Stored data:
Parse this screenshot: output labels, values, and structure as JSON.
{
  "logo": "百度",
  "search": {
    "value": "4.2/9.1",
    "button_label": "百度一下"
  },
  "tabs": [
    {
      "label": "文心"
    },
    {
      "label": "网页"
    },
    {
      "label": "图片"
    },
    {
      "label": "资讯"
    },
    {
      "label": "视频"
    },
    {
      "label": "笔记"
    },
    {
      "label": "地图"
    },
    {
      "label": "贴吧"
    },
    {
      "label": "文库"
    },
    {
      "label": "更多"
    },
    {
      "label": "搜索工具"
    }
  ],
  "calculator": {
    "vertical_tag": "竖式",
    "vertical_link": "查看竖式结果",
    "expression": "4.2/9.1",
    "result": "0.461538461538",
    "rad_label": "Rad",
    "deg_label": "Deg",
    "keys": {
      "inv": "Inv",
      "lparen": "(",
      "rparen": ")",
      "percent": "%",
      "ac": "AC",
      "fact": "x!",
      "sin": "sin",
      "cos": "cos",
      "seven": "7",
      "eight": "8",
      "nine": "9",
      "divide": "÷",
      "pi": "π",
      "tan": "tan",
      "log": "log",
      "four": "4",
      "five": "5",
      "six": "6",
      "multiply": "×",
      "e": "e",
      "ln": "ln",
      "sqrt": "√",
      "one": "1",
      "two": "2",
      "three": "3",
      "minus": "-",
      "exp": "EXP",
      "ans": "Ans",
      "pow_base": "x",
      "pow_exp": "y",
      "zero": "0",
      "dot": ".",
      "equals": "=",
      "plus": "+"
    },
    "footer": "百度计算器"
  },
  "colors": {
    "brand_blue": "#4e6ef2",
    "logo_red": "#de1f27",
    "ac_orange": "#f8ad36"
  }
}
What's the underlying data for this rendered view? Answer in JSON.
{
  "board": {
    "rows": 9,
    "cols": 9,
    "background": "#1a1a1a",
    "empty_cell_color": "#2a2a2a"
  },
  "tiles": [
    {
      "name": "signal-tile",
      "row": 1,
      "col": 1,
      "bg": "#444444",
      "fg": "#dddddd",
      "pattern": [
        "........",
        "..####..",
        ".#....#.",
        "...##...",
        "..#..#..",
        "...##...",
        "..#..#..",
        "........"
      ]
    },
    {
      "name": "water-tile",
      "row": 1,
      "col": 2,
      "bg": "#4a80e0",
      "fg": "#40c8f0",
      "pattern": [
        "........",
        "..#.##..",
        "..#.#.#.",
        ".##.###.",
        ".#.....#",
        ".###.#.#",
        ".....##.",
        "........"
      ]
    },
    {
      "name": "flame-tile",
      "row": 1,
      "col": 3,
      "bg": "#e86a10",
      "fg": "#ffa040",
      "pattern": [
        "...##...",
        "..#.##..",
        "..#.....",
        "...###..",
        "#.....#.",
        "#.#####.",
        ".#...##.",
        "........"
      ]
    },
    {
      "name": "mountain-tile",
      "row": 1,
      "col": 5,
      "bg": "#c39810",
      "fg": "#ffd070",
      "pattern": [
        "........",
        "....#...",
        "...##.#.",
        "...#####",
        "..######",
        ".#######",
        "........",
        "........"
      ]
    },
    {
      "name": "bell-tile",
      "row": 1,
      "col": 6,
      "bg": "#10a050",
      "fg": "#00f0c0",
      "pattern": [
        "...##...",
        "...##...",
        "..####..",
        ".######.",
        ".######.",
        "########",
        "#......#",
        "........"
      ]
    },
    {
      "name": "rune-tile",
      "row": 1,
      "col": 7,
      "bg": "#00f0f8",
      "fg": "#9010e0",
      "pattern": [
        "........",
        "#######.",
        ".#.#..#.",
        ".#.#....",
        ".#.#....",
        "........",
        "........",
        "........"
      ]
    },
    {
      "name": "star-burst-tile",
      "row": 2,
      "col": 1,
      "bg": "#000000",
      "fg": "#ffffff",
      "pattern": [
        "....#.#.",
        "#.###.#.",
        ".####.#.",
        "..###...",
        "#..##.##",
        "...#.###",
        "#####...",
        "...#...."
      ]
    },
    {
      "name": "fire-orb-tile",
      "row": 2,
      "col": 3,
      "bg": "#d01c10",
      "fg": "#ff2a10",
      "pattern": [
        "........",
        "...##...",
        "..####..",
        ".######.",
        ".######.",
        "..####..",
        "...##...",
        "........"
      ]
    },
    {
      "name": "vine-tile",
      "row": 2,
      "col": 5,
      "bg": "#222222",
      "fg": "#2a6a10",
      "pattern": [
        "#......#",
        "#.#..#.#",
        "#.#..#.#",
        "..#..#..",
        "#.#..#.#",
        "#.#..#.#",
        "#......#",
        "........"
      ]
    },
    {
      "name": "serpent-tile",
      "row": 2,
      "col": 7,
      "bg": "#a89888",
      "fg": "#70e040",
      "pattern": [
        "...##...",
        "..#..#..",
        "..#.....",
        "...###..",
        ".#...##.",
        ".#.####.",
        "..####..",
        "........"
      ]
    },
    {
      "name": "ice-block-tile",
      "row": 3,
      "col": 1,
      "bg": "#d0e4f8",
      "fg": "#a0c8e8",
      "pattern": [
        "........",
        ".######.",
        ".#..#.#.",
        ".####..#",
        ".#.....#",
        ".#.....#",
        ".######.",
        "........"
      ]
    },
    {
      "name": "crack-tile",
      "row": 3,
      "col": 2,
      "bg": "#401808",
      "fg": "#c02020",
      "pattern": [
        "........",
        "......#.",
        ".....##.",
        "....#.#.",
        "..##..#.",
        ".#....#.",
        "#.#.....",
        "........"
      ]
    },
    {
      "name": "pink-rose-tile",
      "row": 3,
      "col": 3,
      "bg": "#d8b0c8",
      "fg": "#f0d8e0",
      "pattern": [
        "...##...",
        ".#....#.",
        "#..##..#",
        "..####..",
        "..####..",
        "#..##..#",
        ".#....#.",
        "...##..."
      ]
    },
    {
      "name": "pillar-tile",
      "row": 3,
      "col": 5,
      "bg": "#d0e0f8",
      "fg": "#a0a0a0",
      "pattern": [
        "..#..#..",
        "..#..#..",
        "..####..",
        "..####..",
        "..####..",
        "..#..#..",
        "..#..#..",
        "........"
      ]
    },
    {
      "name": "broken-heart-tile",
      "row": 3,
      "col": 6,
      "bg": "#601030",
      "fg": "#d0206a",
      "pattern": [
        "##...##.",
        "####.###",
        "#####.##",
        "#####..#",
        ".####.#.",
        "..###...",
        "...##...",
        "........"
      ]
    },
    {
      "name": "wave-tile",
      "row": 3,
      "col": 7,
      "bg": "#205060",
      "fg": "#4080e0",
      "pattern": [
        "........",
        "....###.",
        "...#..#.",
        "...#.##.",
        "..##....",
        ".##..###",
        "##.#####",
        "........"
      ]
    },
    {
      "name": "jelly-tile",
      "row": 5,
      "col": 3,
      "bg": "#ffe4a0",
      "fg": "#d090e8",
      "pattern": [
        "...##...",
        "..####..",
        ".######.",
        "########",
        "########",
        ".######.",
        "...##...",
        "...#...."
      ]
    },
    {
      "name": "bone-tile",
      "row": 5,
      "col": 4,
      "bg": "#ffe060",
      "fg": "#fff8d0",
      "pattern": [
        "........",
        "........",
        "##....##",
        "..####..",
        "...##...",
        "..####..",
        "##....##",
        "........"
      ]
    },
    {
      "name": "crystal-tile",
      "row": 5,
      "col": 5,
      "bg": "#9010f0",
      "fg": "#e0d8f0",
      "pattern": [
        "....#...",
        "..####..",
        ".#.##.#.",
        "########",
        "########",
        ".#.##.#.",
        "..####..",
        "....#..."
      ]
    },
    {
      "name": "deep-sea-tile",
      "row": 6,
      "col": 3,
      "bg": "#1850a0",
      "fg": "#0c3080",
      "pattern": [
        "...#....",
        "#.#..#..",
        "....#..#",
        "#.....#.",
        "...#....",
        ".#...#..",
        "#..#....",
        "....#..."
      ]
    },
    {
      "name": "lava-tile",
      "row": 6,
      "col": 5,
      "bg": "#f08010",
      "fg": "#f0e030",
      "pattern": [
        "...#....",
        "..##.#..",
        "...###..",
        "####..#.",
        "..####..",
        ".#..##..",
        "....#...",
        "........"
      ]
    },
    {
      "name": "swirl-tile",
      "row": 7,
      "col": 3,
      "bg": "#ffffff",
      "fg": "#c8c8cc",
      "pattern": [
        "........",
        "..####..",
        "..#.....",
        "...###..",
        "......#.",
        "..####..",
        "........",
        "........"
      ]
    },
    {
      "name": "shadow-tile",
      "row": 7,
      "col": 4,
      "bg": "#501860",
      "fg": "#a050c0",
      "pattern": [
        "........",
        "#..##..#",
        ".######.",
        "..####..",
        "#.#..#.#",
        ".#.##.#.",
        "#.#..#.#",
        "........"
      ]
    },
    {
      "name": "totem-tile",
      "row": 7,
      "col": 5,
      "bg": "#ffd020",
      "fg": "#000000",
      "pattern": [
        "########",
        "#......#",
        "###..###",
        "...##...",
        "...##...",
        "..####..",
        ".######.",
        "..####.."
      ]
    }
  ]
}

** Exercise brief **
Among the entries above, identify all lines with "this" and copy them.

** Response to the exercise **
Parse this screenshot: output labels, values, and structure as JSON.
What's the underlying data for this rendered view? Answer in JSON.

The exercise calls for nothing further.